> _Task brief_: Compute how many lines in the data below contain "frontend"; answer only with that number.
[[ Provided data, beginning ]]
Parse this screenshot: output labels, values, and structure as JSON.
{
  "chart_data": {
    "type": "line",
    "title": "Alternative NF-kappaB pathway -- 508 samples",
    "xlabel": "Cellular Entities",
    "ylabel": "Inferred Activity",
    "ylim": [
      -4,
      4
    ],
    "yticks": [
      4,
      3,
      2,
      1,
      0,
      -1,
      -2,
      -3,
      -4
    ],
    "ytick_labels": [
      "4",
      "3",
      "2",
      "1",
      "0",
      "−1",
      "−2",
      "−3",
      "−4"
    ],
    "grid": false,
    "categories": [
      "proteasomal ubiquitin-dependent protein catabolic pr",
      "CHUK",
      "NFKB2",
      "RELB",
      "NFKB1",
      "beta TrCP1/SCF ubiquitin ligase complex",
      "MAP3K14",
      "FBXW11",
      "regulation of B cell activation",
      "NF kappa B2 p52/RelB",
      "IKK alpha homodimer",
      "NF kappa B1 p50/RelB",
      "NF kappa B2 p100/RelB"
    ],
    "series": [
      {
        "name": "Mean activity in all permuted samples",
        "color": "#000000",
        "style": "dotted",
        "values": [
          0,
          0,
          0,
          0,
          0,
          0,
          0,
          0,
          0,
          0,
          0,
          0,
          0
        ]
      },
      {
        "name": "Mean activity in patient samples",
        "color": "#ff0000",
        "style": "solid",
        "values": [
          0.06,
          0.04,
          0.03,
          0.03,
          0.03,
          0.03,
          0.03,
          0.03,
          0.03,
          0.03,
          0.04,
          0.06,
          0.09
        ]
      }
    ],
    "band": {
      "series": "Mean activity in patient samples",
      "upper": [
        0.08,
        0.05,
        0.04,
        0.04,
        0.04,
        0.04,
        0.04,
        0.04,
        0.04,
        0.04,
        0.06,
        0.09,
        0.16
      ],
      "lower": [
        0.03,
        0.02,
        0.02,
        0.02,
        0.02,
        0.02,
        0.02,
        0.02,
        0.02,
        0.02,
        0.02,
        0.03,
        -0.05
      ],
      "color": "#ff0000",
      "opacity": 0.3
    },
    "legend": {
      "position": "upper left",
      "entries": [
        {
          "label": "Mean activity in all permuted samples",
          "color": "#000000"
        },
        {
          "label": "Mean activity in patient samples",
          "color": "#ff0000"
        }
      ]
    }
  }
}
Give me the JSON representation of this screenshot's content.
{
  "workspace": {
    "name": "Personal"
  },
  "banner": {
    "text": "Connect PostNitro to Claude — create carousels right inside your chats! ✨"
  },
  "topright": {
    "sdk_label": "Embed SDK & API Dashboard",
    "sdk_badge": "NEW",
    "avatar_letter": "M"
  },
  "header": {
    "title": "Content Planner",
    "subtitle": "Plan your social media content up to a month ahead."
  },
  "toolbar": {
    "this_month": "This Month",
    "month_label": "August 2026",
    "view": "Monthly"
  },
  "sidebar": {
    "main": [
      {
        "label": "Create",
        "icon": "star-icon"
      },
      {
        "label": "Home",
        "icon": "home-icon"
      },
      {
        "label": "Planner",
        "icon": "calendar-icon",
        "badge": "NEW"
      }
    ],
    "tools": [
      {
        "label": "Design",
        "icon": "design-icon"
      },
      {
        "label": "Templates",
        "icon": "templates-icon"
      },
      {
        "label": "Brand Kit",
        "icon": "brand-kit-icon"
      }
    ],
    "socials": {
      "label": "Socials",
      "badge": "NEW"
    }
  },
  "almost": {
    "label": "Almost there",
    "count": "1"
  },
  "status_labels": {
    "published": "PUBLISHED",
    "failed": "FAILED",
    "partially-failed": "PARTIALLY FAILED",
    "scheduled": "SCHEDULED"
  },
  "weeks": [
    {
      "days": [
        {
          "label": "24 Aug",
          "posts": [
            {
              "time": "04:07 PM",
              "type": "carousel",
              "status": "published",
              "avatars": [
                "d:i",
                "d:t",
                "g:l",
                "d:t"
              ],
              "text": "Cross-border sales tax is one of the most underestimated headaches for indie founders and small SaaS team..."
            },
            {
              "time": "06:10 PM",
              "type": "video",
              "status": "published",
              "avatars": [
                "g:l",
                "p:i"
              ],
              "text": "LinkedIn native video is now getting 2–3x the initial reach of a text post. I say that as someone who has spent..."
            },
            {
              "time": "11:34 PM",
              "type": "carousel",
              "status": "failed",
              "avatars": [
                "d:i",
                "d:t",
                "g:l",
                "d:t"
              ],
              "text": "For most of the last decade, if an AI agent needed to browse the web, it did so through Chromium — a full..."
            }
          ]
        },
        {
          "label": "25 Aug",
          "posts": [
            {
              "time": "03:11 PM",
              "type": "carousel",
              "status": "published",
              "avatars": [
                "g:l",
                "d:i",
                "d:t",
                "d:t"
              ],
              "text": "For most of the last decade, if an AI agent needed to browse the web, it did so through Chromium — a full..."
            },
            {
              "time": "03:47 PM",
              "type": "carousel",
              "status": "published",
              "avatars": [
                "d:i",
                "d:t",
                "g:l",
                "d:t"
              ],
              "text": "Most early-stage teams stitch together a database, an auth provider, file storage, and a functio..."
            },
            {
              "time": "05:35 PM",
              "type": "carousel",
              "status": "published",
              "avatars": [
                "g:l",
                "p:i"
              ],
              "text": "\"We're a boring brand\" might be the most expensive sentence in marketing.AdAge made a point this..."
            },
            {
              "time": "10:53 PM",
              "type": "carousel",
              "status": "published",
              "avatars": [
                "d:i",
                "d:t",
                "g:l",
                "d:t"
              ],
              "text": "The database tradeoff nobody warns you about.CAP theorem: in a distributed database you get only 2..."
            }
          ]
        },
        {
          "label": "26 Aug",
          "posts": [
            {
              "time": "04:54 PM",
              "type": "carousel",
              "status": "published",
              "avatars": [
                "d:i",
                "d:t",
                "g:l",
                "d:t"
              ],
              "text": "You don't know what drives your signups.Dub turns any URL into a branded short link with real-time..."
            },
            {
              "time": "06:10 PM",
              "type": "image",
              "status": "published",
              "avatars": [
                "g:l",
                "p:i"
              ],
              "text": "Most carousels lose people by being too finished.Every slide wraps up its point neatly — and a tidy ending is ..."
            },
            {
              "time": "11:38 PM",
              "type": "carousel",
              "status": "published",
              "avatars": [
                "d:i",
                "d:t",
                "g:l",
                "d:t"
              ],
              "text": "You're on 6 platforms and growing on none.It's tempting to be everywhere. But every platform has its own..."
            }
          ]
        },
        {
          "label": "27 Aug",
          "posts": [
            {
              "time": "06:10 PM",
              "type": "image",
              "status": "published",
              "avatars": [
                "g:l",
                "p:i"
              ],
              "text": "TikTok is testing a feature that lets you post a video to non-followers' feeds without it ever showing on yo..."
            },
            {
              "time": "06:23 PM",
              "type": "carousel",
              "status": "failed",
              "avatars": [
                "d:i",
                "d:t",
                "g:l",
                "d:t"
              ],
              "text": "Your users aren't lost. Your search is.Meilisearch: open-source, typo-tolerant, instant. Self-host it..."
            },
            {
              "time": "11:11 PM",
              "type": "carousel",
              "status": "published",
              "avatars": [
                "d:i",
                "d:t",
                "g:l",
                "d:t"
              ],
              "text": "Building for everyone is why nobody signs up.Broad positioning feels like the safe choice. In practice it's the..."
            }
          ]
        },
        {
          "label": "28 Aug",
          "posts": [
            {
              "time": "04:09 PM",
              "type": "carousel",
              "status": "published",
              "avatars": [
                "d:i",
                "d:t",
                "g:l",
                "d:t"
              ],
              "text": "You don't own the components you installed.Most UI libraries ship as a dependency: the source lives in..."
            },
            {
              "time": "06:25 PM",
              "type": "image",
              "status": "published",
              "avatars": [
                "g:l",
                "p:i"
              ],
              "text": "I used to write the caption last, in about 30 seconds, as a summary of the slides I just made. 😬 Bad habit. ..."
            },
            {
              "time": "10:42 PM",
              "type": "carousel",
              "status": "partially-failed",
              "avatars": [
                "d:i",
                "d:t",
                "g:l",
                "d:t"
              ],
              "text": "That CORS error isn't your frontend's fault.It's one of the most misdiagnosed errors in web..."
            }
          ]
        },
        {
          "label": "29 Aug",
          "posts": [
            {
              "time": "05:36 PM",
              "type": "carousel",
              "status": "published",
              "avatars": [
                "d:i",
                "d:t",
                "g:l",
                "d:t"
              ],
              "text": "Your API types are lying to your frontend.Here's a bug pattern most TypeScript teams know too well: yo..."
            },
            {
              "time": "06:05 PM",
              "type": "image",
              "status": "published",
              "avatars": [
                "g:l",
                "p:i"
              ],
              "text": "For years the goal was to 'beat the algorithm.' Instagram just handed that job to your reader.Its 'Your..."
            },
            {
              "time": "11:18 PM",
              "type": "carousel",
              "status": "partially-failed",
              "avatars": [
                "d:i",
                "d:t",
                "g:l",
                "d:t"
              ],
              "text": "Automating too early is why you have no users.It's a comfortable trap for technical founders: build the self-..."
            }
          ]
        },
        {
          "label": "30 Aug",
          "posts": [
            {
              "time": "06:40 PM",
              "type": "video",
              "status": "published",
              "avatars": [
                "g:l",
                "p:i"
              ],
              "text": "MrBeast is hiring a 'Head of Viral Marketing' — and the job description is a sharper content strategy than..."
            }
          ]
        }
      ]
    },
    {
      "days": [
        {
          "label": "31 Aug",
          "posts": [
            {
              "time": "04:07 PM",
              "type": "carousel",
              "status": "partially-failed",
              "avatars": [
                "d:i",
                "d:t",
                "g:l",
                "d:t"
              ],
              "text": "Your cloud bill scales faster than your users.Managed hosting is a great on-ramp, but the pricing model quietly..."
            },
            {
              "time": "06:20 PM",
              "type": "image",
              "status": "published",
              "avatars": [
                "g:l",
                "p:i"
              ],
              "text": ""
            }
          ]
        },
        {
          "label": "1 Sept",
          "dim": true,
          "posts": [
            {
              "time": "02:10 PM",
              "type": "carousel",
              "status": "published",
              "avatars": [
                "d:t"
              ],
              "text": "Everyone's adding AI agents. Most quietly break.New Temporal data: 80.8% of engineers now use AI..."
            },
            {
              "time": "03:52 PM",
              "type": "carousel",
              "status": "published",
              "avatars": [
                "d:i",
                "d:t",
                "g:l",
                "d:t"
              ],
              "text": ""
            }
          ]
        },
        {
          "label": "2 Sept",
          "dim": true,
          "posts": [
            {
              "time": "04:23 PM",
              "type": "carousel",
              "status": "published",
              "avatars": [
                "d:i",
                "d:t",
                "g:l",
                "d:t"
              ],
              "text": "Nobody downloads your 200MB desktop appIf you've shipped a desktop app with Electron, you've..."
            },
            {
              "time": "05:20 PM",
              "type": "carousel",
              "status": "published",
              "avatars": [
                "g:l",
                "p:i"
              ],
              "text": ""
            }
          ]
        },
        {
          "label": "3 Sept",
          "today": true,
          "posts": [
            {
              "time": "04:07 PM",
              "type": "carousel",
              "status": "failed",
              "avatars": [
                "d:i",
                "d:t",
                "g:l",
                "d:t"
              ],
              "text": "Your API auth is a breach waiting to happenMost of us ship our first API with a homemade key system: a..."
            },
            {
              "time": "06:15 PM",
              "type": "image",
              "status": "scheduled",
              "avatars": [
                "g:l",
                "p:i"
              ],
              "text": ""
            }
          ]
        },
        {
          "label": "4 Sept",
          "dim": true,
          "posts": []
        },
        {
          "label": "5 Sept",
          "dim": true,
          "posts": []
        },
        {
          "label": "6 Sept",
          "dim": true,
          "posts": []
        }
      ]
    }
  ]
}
[[ Provided data, end ]]
> _Answer below_: 2